> **Work to be completed**:
Images do not belong in the copy. Retype all the entries below exactly.

● ● ●

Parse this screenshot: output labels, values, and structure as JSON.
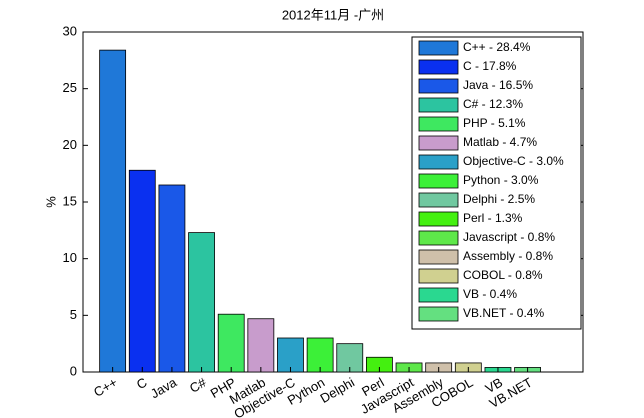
{
  "chart_data": {
    "type": "bar",
    "title": "2012年11月 -广州",
    "y_label": "%",
    "categories": [
      "C++",
      "C",
      "Java",
      "C#",
      "PHP",
      "Matlab",
      "Objective-C",
      "Python",
      "Delphi",
      "Perl",
      "Javascript",
      "Assembly",
      "COBOL",
      "VB",
      "VB.NET"
    ],
    "values": [
      28.4,
      17.8,
      16.5,
      12.3,
      5.1,
      4.7,
      3.0,
      3.0,
      2.5,
      1.3,
      0.8,
      0.8,
      0.8,
      0.4,
      0.4
    ],
    "value_labels": [
      "C++ - 28.4%",
      "C - 17.8%",
      "Java - 16.5%",
      "C# - 12.3%",
      "PHP - 5.1%",
      "Matlab - 4.7%",
      "Objective-C - 3.0%",
      "Python - 3.0%",
      "Delphi - 2.5%",
      "Perl - 1.3%",
      "Javascript - 0.8%",
      "Assembly - 0.8%",
      "COBOL - 0.8%",
      "VB - 0.4%",
      "VB.NET - 0.4%"
    ],
    "colors": [
      "#1f78d8",
      "#0a30f0",
      "#1a58e8",
      "#2cc4a0",
      "#3ee860",
      "#c89ccc",
      "#2aa0c8",
      "#3cf038",
      "#70c8a0",
      "#44f010",
      "#5ee84a",
      "#cfc0aa",
      "#d0d090",
      "#2ad890",
      "#64e080"
    ],
    "ylim": [
      0,
      30
    ],
    "yticks": [
      0,
      5,
      10,
      15,
      20,
      25,
      30
    ],
    "legend": "upper right"
  }
}
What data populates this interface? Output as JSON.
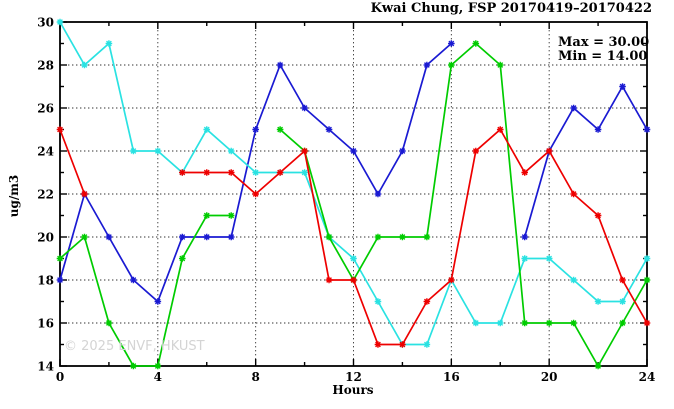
{
  "title": "Kwai Chung, FSP 20170419–20170422",
  "stats": {
    "max_label": "Max = 30.00",
    "min_label": "Min = 14.00"
  },
  "watermark": "© 2025 ENVF, HKUST",
  "chart_data": {
    "type": "line",
    "title": "Kwai Chung, FSP 20170419–20170422",
    "xlabel": "Hours",
    "ylabel": "ug/m3",
    "xlim": [
      0,
      24
    ],
    "ylim": [
      14,
      30
    ],
    "x_major_ticks": [
      0,
      4,
      8,
      12,
      16,
      20,
      24
    ],
    "x_minor_ticks": [
      2,
      6,
      10,
      14,
      18,
      22
    ],
    "y_major_ticks": [
      14,
      16,
      18,
      20,
      22,
      24,
      26,
      28,
      30
    ],
    "y_minor_ticks": [
      15,
      17,
      19,
      21,
      23,
      25,
      27,
      29
    ],
    "grid": true,
    "legend": "none",
    "x": [
      0,
      1,
      2,
      3,
      4,
      5,
      6,
      7,
      8,
      9,
      10,
      11,
      12,
      13,
      14,
      15,
      16,
      17,
      18,
      19,
      20,
      21,
      22,
      23,
      24
    ],
    "series": [
      {
        "name": "blue",
        "color": "#1a1ad2",
        "values": [
          18,
          22,
          20,
          18,
          17,
          20,
          20,
          20,
          25,
          28,
          26,
          25,
          24,
          22,
          24,
          28,
          29,
          null,
          null,
          20,
          24,
          26,
          25,
          27,
          25
        ]
      },
      {
        "name": "cyan",
        "color": "#2ae2e2",
        "values": [
          30,
          28,
          29,
          24,
          24,
          23,
          25,
          24,
          23,
          23,
          23,
          20,
          19,
          17,
          15,
          15,
          18,
          16,
          16,
          19,
          19,
          18,
          17,
          17,
          19
        ]
      },
      {
        "name": "green",
        "color": "#00cc00",
        "values": [
          19,
          20,
          16,
          14,
          14,
          19,
          21,
          21,
          null,
          25,
          24,
          20,
          18,
          20,
          20,
          20,
          28,
          29,
          28,
          16,
          16,
          16,
          14,
          16,
          18
        ]
      },
      {
        "name": "red",
        "color": "#ee0000",
        "values": [
          25,
          22,
          null,
          null,
          null,
          23,
          23,
          23,
          22,
          23,
          24,
          18,
          18,
          15,
          15,
          17,
          18,
          24,
          25,
          23,
          24,
          22,
          21,
          18,
          16
        ]
      }
    ]
  }
}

● ● ●

> **Output for this task**:
Parse this screenshot: output labels, values, and structure as JSON.
{
  "chart_data": {
    "type": "bar",
    "title": "2012年11月 -广州",
    "y_label": "%",
    "categories": [
      "C++",
      "C",
      "Java",
      "C#",
      "PHP",
      "Matlab",
      "Objective-C",
      "Python",
      "Delphi",
      "Perl",
      "Javascript",
      "Assembly",
      "COBOL",
      "VB",
      "VB.NET"
    ],
    "values": [
      28.4,
      17.8,
      16.5,
      12.3,
      5.1,
      4.7,
      3.0,
      3.0,
      2.5,
      1.3,
      0.8,
      0.8,
      0.8,
      0.4,
      0.4
    ],
    "value_labels": [
      "C++ - 28.4%",
      "C - 17.8%",
      "Java - 16.5%",
      "C# - 12.3%",
      "PHP - 5.1%",
      "Matlab - 4.7%",
      "Objective-C - 3.0%",
      "Python - 3.0%",
      "Delphi - 2.5%",
      "Perl - 1.3%",
      "Javascript - 0.8%",
      "Assembly - 0.8%",
      "COBOL - 0.8%",
      "VB - 0.4%",
      "VB.NET - 0.4%"
    ],
    "colors": [
      "#1f78d8",
      "#0a30f0",
      "#1a58e8",
      "#2cc4a0",
      "#3ee860",
      "#c89ccc",
      "#2aa0c8",
      "#3cf038",
      "#70c8a0",
      "#44f010",
      "#5ee84a",
      "#cfc0aa",
      "#d0d090",
      "#2ad890",
      "#64e080"
    ],
    "ylim": [
      0,
      30
    ],
    "yticks": [
      0,
      5,
      10,
      15,
      20,
      25,
      30
    ],
    "legend": "upper right"
  }
}
What data populates this interface? Output as JSON.
{
  "title": "Kwai Chung, FSP 20170419–20170422",
  "stats": {
    "max_label": "Max = 30.00",
    "min_label": "Min = 14.00"
  },
  "watermark": "© 2025 ENVF, HKUST",
  "chart_data": {
    "type": "line",
    "title": "Kwai Chung, FSP 20170419–20170422",
    "xlabel": "Hours",
    "ylabel": "ug/m3",
    "xlim": [
      0,
      24
    ],
    "ylim": [
      14,
      30
    ],
    "x_major_ticks": [
      0,
      4,
      8,
      12,
      16,
      20,
      24
    ],
    "x_minor_ticks": [
      2,
      6,
      10,
      14,
      18,
      22
    ],
    "y_major_ticks": [
      14,
      16,
      18,
      20,
      22,
      24,
      26,
      28,
      30
    ],
    "y_minor_ticks": [
      15,
      17,
      19,
      21,
      23,
      25,
      27,
      29
    ],
    "grid": true,
    "legend": "none",
    "x": [
      0,
      1,
      2,
      3,
      4,
      5,
      6,
      7,
      8,
      9,
      10,
      11,
      12,
      13,
      14,
      15,
      16,
      17,
      18,
      19,
      20,
      21,
      22,
      23,
      24
    ],
    "series": [
      {
        "name": "blue",
        "color": "#1a1ad2",
        "values": [
          18,
          22,
          20,
          18,
          17,
          20,
          20,
          20,
          25,
          28,
          26,
          25,
          24,
          22,
          24,
          28,
          29,
          null,
          null,
          20,
          24,
          26,
          25,
          27,
          25
        ]
      },
      {
        "name": "cyan",
        "color": "#2ae2e2",
        "values": [
          30,
          28,
          29,
          24,
          24,
          23,
          25,
          24,
          23,
          23,
          23,
          20,
          19,
          17,
          15,
          15,
          18,
          16,
          16,
          19,
          19,
          18,
          17,
          17,
          19
        ]
      },
      {
        "name": "green",
        "color": "#00cc00",
        "values": [
          19,
          20,
          16,
          14,
          14,
          19,
          21,
          21,
          null,
          25,
          24,
          20,
          18,
          20,
          20,
          20,
          28,
          29,
          28,
          16,
          16,
          16,
          14,
          16,
          18
        ]
      },
      {
        "name": "red",
        "color": "#ee0000",
        "values": [
          25,
          22,
          null,
          null,
          null,
          23,
          23,
          23,
          22,
          23,
          24,
          18,
          18,
          15,
          15,
          17,
          18,
          24,
          25,
          23,
          24,
          22,
          21,
          18,
          16
        ]
      }
    ]
  }
}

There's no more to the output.